Data extracted from a collection:
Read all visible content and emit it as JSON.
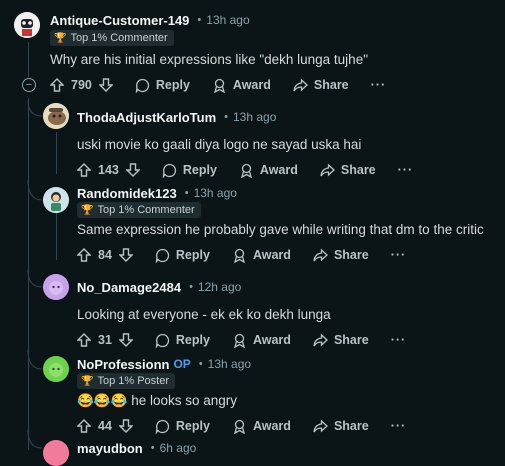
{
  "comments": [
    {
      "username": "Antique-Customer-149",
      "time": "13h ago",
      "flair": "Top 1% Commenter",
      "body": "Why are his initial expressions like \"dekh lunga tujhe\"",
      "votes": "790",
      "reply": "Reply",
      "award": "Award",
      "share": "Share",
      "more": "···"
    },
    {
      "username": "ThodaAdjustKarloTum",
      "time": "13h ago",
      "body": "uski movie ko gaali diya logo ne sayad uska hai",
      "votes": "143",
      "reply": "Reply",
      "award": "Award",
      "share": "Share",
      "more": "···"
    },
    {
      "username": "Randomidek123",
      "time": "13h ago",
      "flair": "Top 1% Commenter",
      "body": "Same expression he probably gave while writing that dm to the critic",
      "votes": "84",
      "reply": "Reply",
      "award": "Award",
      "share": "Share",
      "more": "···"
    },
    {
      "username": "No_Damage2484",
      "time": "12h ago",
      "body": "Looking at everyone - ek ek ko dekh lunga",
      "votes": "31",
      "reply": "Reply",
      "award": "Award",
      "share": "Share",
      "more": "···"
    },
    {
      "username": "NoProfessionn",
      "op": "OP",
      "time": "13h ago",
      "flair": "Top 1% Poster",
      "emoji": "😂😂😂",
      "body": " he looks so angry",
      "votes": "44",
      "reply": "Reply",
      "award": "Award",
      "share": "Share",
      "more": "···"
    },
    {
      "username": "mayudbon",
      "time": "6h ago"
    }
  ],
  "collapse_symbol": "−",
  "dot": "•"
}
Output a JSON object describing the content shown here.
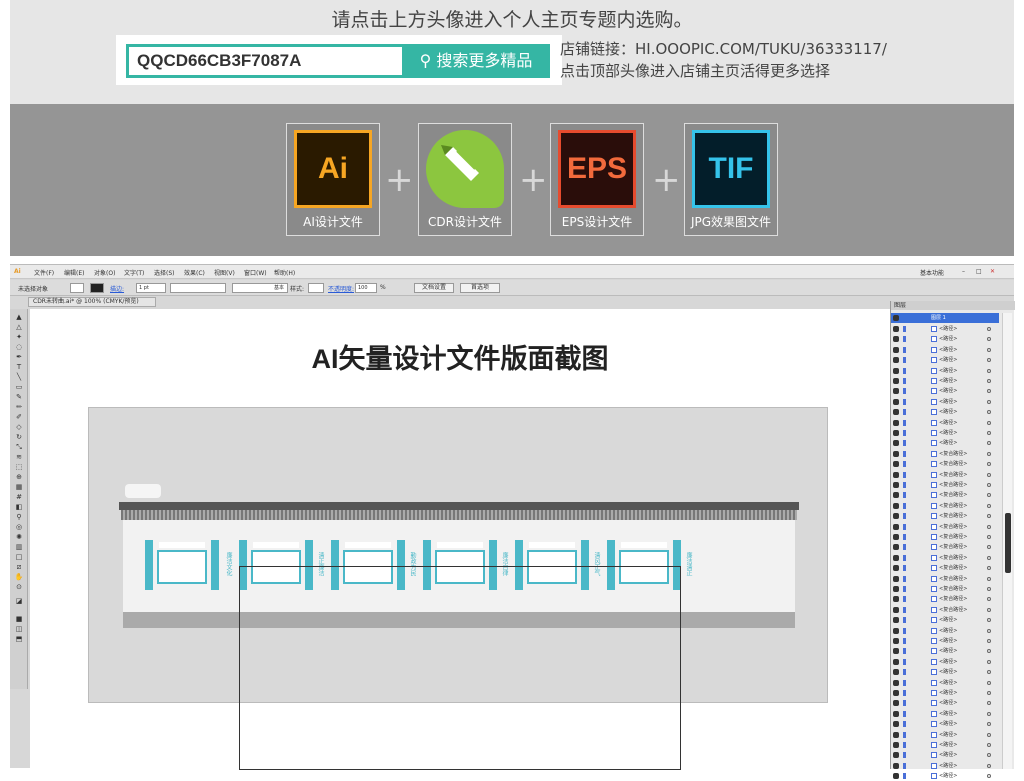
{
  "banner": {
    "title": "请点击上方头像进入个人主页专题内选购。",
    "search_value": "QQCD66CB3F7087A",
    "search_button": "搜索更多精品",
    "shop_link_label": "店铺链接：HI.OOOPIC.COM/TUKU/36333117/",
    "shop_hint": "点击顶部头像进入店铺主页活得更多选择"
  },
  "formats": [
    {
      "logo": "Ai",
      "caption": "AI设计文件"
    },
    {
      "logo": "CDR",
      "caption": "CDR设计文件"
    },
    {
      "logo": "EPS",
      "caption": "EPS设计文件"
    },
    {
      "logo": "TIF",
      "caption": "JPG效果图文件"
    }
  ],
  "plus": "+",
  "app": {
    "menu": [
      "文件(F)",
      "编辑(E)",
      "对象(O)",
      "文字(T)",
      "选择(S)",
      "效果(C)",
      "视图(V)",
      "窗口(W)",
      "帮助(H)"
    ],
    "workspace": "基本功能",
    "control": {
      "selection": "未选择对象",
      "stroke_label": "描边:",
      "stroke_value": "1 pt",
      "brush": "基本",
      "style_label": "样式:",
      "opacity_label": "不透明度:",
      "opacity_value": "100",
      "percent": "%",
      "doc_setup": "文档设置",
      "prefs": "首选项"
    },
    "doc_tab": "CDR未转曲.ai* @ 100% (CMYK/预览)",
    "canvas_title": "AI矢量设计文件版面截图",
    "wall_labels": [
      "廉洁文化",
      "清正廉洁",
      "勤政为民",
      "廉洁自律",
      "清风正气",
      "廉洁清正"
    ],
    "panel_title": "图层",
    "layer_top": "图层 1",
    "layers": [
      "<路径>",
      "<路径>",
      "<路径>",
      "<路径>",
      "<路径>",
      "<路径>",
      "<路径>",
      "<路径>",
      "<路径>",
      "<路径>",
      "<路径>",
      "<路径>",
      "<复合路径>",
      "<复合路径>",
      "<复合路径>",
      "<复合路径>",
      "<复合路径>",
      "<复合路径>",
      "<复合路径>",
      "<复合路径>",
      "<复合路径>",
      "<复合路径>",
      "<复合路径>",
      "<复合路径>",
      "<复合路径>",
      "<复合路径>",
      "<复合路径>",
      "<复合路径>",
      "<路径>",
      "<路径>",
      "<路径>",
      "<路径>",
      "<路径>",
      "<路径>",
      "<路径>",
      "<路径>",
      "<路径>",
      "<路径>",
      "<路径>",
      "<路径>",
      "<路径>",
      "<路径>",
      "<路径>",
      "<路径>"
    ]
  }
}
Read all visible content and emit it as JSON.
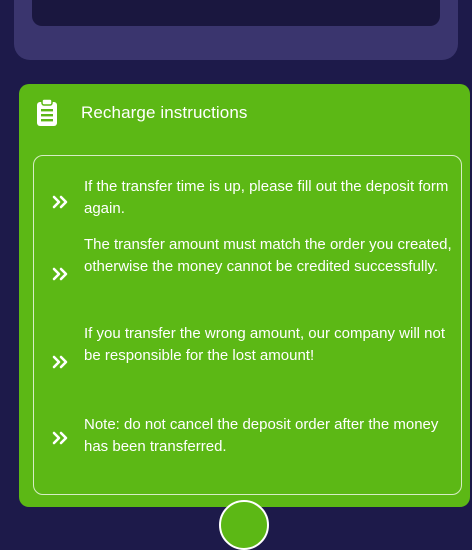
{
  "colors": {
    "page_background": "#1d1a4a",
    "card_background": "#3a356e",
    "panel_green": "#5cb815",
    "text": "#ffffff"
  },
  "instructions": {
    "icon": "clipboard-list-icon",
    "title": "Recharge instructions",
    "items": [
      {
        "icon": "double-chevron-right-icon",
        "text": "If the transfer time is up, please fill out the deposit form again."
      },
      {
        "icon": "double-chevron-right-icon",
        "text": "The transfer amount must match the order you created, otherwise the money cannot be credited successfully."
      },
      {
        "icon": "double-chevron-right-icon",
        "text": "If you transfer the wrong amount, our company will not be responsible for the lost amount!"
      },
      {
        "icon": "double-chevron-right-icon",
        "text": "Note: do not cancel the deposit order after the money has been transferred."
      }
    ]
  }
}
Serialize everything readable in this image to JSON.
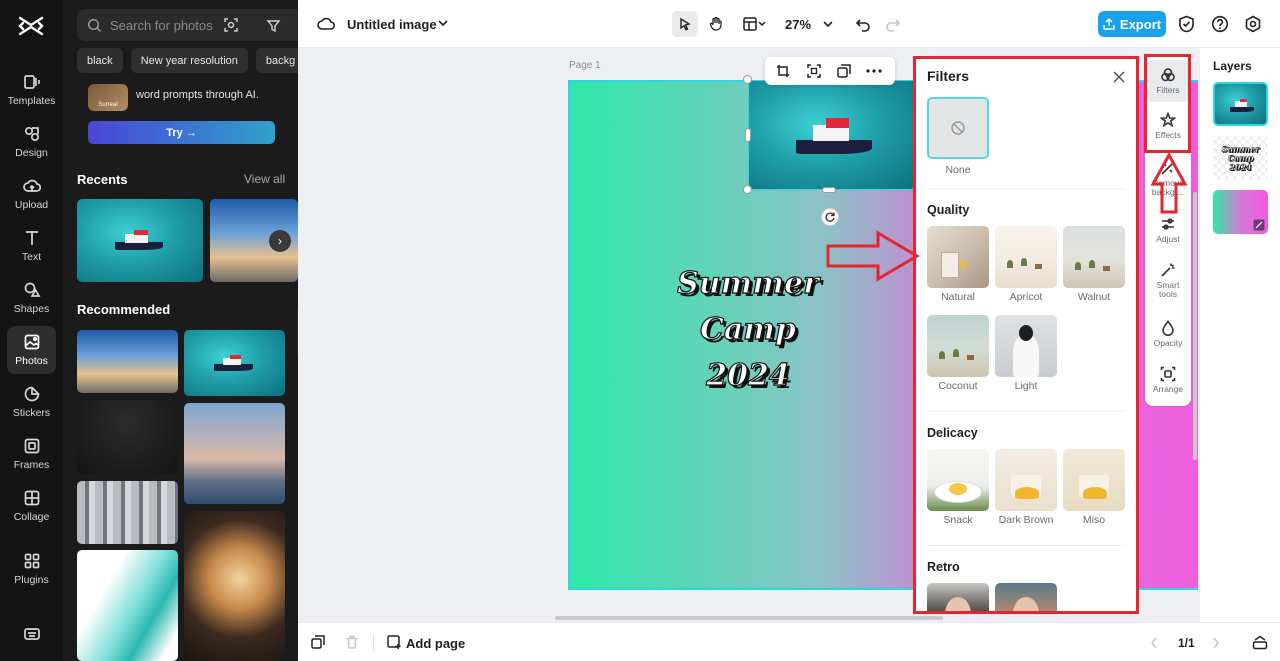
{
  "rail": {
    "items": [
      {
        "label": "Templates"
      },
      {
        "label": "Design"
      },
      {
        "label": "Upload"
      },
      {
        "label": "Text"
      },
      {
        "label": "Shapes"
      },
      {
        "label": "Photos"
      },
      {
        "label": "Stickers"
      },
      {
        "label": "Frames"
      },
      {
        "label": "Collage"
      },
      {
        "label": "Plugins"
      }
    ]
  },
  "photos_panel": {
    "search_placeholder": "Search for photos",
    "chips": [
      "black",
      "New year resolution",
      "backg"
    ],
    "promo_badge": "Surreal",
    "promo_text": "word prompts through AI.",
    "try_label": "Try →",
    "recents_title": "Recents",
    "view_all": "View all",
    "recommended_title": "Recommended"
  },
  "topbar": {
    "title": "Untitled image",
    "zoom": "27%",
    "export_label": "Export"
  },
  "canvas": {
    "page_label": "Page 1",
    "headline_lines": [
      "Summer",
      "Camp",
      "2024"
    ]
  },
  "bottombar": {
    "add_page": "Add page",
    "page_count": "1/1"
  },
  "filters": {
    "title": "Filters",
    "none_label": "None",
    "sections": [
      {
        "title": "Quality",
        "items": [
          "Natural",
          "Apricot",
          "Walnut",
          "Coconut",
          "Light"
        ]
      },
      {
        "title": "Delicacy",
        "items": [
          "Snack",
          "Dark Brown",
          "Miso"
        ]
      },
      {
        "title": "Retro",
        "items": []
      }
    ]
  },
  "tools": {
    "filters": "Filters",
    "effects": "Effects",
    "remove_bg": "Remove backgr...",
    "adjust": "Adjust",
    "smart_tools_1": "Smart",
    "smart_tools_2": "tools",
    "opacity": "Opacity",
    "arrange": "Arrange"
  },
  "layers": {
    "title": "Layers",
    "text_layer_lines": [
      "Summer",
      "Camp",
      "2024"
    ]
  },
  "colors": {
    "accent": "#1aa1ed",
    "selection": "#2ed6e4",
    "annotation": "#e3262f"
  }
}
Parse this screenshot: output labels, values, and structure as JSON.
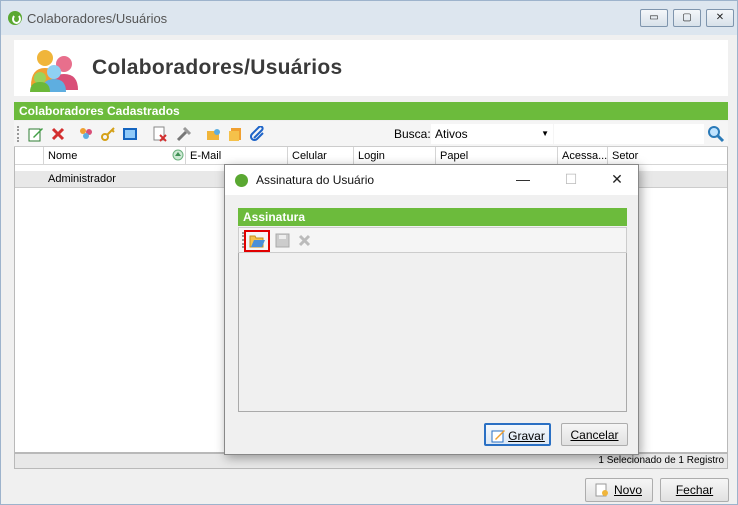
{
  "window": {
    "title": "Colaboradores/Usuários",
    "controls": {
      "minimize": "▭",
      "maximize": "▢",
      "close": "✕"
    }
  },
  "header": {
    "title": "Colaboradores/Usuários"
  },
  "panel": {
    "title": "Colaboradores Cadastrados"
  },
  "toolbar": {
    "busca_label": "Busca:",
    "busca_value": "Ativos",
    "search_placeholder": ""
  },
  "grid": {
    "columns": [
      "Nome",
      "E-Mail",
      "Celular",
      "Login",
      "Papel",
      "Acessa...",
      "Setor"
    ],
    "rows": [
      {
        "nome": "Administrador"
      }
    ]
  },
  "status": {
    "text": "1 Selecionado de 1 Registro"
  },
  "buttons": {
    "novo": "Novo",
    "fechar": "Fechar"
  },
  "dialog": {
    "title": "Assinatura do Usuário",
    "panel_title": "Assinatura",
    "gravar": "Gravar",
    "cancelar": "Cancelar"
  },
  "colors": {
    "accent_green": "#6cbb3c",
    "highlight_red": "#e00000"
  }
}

Problem to work on: Copy out exactly the lines between the line containing "Parse this screenshot: output" and the end of the entries, including both, and leave the pictures behind.

Output of the task:
Parse this screenshot: output labels, values, and structure as JSON.
{
  "window": {
    "title": "Colaboradores/Usuários",
    "controls": {
      "minimize": "▭",
      "maximize": "▢",
      "close": "✕"
    }
  },
  "header": {
    "title": "Colaboradores/Usuários"
  },
  "panel": {
    "title": "Colaboradores Cadastrados"
  },
  "toolbar": {
    "busca_label": "Busca:",
    "busca_value": "Ativos",
    "search_placeholder": ""
  },
  "grid": {
    "columns": [
      "Nome",
      "E-Mail",
      "Celular",
      "Login",
      "Papel",
      "Acessa...",
      "Setor"
    ],
    "rows": [
      {
        "nome": "Administrador"
      }
    ]
  },
  "status": {
    "text": "1 Selecionado de 1 Registro"
  },
  "buttons": {
    "novo": "Novo",
    "fechar": "Fechar"
  },
  "dialog": {
    "title": "Assinatura do Usuário",
    "panel_title": "Assinatura",
    "gravar": "Gravar",
    "cancelar": "Cancelar"
  },
  "colors": {
    "accent_green": "#6cbb3c",
    "highlight_red": "#e00000"
  }
}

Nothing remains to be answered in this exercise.